Set exercise. Give back the records below exactly, every one, with no pictures.
○ ○ ○
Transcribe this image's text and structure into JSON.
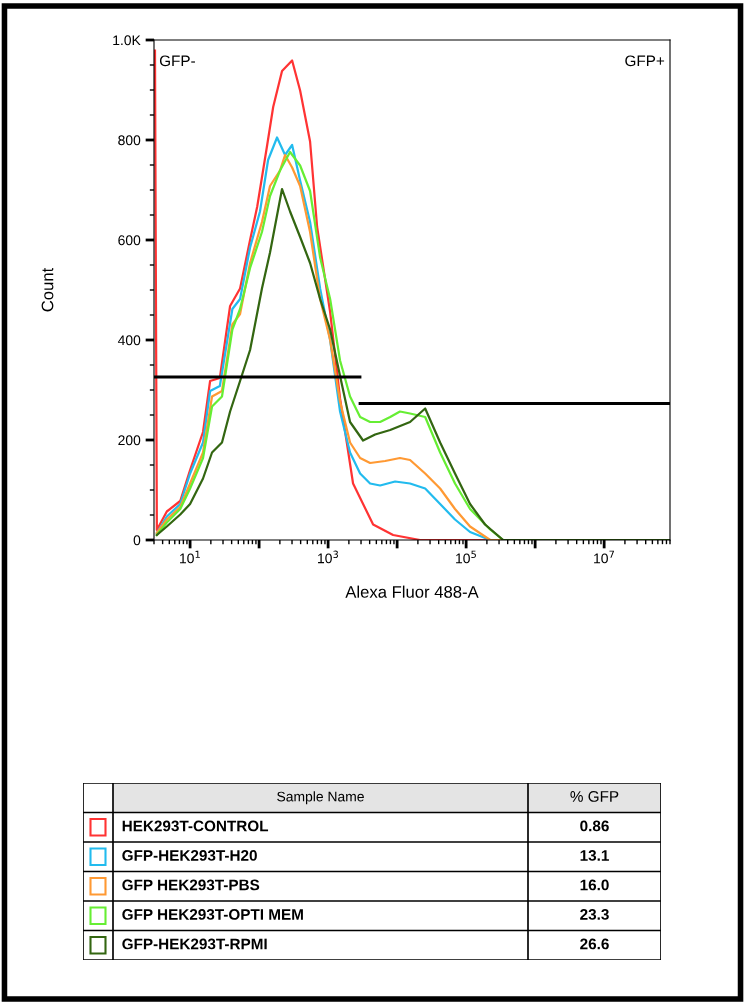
{
  "chart_data": [
    {
      "type": "line",
      "xlabel": "Alexa Fluor 488-A",
      "ylabel": "Count",
      "log": "x",
      "xlim": [
        3,
        90000000
      ],
      "ylim": [
        0,
        1000
      ],
      "xticks": [
        {
          "value": 10,
          "label": "10$^{1}$"
        },
        {
          "value": 100,
          "label": null
        },
        {
          "value": 1000,
          "label": "10$^{3}$"
        },
        {
          "value": 10000,
          "label": null
        },
        {
          "value": 100000,
          "label": "10$^{5}$"
        },
        {
          "value": 1000000,
          "label": null
        },
        {
          "value": 10000000,
          "label": "10$^{7}$"
        }
      ],
      "yticks": [
        0,
        200,
        400,
        600,
        800,
        {
          "value": 1000,
          "label": "1.0K"
        }
      ],
      "annotations": [
        "GFP-",
        "GFP+"
      ],
      "series": [
        {
          "color": "#ff3333",
          "x": [
            3.1,
            3.3,
            4.6,
            7.2,
            10,
            15.4,
            19.5,
            27,
            38,
            53,
            74,
            94,
            131,
            160,
            215,
            301,
            393,
            548,
            693,
            1070,
            1490,
            2300,
            4490,
            8750,
            21500,
            90000000
          ],
          "values": [
            979,
            20,
            57,
            78,
            140,
            216,
            318,
            324,
            468,
            503,
            600,
            667,
            790,
            866,
            938,
            959,
            899,
            797,
            626,
            456,
            283,
            113,
            31,
            10,
            0,
            0
          ]
        },
        {
          "color": "#22bbee",
          "x": [
            3.3,
            4.6,
            7.2,
            10,
            15.4,
            19.5,
            27,
            41,
            53,
            74,
            103,
            135,
            182,
            238,
            301,
            393,
            548,
            766,
            1070,
            1490,
            2080,
            2910,
            4060,
            5670,
            9350,
            15400,
            25500,
            42000,
            69000,
            114000,
            223000,
            90000000
          ],
          "values": [
            14,
            47,
            72,
            133,
            195,
            298,
            308,
            462,
            482,
            585,
            657,
            760,
            805,
            770,
            790,
            719,
            636,
            503,
            400,
            257,
            175,
            133,
            113,
            109,
            117,
            113,
            103,
            72,
            41,
            16,
            0,
            0
          ]
        },
        {
          "color": "#ff9933",
          "x": [
            3.3,
            4.6,
            7.2,
            10,
            15.4,
            20.8,
            29,
            41,
            53,
            74,
            110,
            144,
            201,
            238,
            301,
            393,
            548,
            766,
            1070,
            1490,
            2080,
            2910,
            4060,
            6700,
            11000,
            15400,
            25500,
            42000,
            69000,
            114000,
            223000,
            90000000
          ],
          "values": [
            14,
            41,
            66,
            113,
            175,
            287,
            298,
            431,
            452,
            554,
            636,
            708,
            739,
            770,
            745,
            708,
            616,
            482,
            400,
            277,
            195,
            164,
            154,
            158,
            164,
            160,
            133,
            103,
            62,
            27,
            0,
            0
          ]
        },
        {
          "color": "#66ee33",
          "x": [
            3.3,
            4.6,
            7.2,
            10,
            15.4,
            20.8,
            29,
            41,
            53,
            74,
            110,
            144,
            201,
            281,
            393,
            548,
            766,
            1070,
            1490,
            2080,
            2910,
            4060,
            5670,
            7930,
            11000,
            15400,
            25500,
            42000,
            69000,
            114000,
            223000,
            344000,
            90000000
          ],
          "values": [
            10,
            35,
            62,
            103,
            164,
            267,
            287,
            421,
            462,
            544,
            616,
            688,
            739,
            776,
            749,
            698,
            565,
            482,
            359,
            287,
            246,
            236,
            236,
            246,
            257,
            253,
            246,
            175,
            113,
            62,
            21,
            0,
            0
          ]
        },
        {
          "color": "#336611",
          "x": [
            3.3,
            4.6,
            7.2,
            10,
            15.4,
            20.8,
            29,
            38,
            53,
            74,
            110,
            144,
            215,
            281,
            393,
            548,
            766,
            1070,
            1490,
            2080,
            3210,
            4800,
            7930,
            15400,
            25500,
            42000,
            69000,
            114000,
            188000,
            344000,
            90000000
          ],
          "values": [
            10,
            27,
            51,
            72,
            123,
            175,
            195,
            257,
            318,
            380,
            503,
            575,
            702,
            657,
            606,
            554,
            482,
            421,
            328,
            236,
            199,
            211,
            220,
            236,
            263,
            195,
            133,
            72,
            31,
            0,
            0
          ]
        },
        {
          "color": "#000000",
          "x": [
            3,
            2900
          ],
          "values": [
            326,
            326
          ]
        },
        {
          "color": "#000000",
          "x": [
            2900,
            90000000
          ],
          "values": [
            273,
            273
          ]
        }
      ]
    },
    {
      "type": "other",
      "xlabel": "Sample Name",
      "ylabel": "% GFP",
      "categories": [
        "HEK293T-CONTROL",
        "GFP-HEK293T-H20",
        "GFP HEK293T-PBS",
        "GFP HEK293T-OPTI MEM",
        "GFP-HEK293T-RPMI"
      ],
      "values": [
        0.86,
        13.1,
        16.0,
        23.3,
        26.6
      ],
      "value_labels": [
        "0.86",
        "13.1",
        "16.0",
        "23.3",
        "26.6"
      ],
      "colors": [
        "#ff3333",
        "#22bbee",
        "#ff9933",
        "#66ee33",
        "#336611"
      ]
    }
  ]
}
○ ○ ○
Result of the task.
Transcribe this image's text and structure into JSON.
{
  "chart_data": [
    {
      "type": "line",
      "xlabel": "Alexa Fluor 488-A",
      "ylabel": "Count",
      "log": "x",
      "xlim": [
        3,
        90000000
      ],
      "ylim": [
        0,
        1000
      ],
      "xticks": [
        {
          "value": 10,
          "label": "10$^{1}$"
        },
        {
          "value": 100,
          "label": null
        },
        {
          "value": 1000,
          "label": "10$^{3}$"
        },
        {
          "value": 10000,
          "label": null
        },
        {
          "value": 100000,
          "label": "10$^{5}$"
        },
        {
          "value": 1000000,
          "label": null
        },
        {
          "value": 10000000,
          "label": "10$^{7}$"
        }
      ],
      "yticks": [
        0,
        200,
        400,
        600,
        800,
        {
          "value": 1000,
          "label": "1.0K"
        }
      ],
      "annotations": [
        "GFP-",
        "GFP+"
      ],
      "series": [
        {
          "color": "#ff3333",
          "x": [
            3.1,
            3.3,
            4.6,
            7.2,
            10,
            15.4,
            19.5,
            27,
            38,
            53,
            74,
            94,
            131,
            160,
            215,
            301,
            393,
            548,
            693,
            1070,
            1490,
            2300,
            4490,
            8750,
            21500,
            90000000
          ],
          "values": [
            979,
            20,
            57,
            78,
            140,
            216,
            318,
            324,
            468,
            503,
            600,
            667,
            790,
            866,
            938,
            959,
            899,
            797,
            626,
            456,
            283,
            113,
            31,
            10,
            0,
            0
          ]
        },
        {
          "color": "#22bbee",
          "x": [
            3.3,
            4.6,
            7.2,
            10,
            15.4,
            19.5,
            27,
            41,
            53,
            74,
            103,
            135,
            182,
            238,
            301,
            393,
            548,
            766,
            1070,
            1490,
            2080,
            2910,
            4060,
            5670,
            9350,
            15400,
            25500,
            42000,
            69000,
            114000,
            223000,
            90000000
          ],
          "values": [
            14,
            47,
            72,
            133,
            195,
            298,
            308,
            462,
            482,
            585,
            657,
            760,
            805,
            770,
            790,
            719,
            636,
            503,
            400,
            257,
            175,
            133,
            113,
            109,
            117,
            113,
            103,
            72,
            41,
            16,
            0,
            0
          ]
        },
        {
          "color": "#ff9933",
          "x": [
            3.3,
            4.6,
            7.2,
            10,
            15.4,
            20.8,
            29,
            41,
            53,
            74,
            110,
            144,
            201,
            238,
            301,
            393,
            548,
            766,
            1070,
            1490,
            2080,
            2910,
            4060,
            6700,
            11000,
            15400,
            25500,
            42000,
            69000,
            114000,
            223000,
            90000000
          ],
          "values": [
            14,
            41,
            66,
            113,
            175,
            287,
            298,
            431,
            452,
            554,
            636,
            708,
            739,
            770,
            745,
            708,
            616,
            482,
            400,
            277,
            195,
            164,
            154,
            158,
            164,
            160,
            133,
            103,
            62,
            27,
            0,
            0
          ]
        },
        {
          "color": "#66ee33",
          "x": [
            3.3,
            4.6,
            7.2,
            10,
            15.4,
            20.8,
            29,
            41,
            53,
            74,
            110,
            144,
            201,
            281,
            393,
            548,
            766,
            1070,
            1490,
            2080,
            2910,
            4060,
            5670,
            7930,
            11000,
            15400,
            25500,
            42000,
            69000,
            114000,
            223000,
            344000,
            90000000
          ],
          "values": [
            10,
            35,
            62,
            103,
            164,
            267,
            287,
            421,
            462,
            544,
            616,
            688,
            739,
            776,
            749,
            698,
            565,
            482,
            359,
            287,
            246,
            236,
            236,
            246,
            257,
            253,
            246,
            175,
            113,
            62,
            21,
            0,
            0
          ]
        },
        {
          "color": "#336611",
          "x": [
            3.3,
            4.6,
            7.2,
            10,
            15.4,
            20.8,
            29,
            38,
            53,
            74,
            110,
            144,
            215,
            281,
            393,
            548,
            766,
            1070,
            1490,
            2080,
            3210,
            4800,
            7930,
            15400,
            25500,
            42000,
            69000,
            114000,
            188000,
            344000,
            90000000
          ],
          "values": [
            10,
            27,
            51,
            72,
            123,
            175,
            195,
            257,
            318,
            380,
            503,
            575,
            702,
            657,
            606,
            554,
            482,
            421,
            328,
            236,
            199,
            211,
            220,
            236,
            263,
            195,
            133,
            72,
            31,
            0,
            0
          ]
        },
        {
          "color": "#000000",
          "x": [
            3,
            2900
          ],
          "values": [
            326,
            326
          ]
        },
        {
          "color": "#000000",
          "x": [
            2900,
            90000000
          ],
          "values": [
            273,
            273
          ]
        }
      ]
    },
    {
      "type": "other",
      "xlabel": "Sample Name",
      "ylabel": "% GFP",
      "categories": [
        "HEK293T-CONTROL",
        "GFP-HEK293T-H20",
        "GFP HEK293T-PBS",
        "GFP HEK293T-OPTI MEM",
        "GFP-HEK293T-RPMI"
      ],
      "values": [
        0.86,
        13.1,
        16.0,
        23.3,
        26.6
      ],
      "value_labels": [
        "0.86",
        "13.1",
        "16.0",
        "23.3",
        "26.6"
      ],
      "colors": [
        "#ff3333",
        "#22bbee",
        "#ff9933",
        "#66ee33",
        "#336611"
      ]
    }
  ]
}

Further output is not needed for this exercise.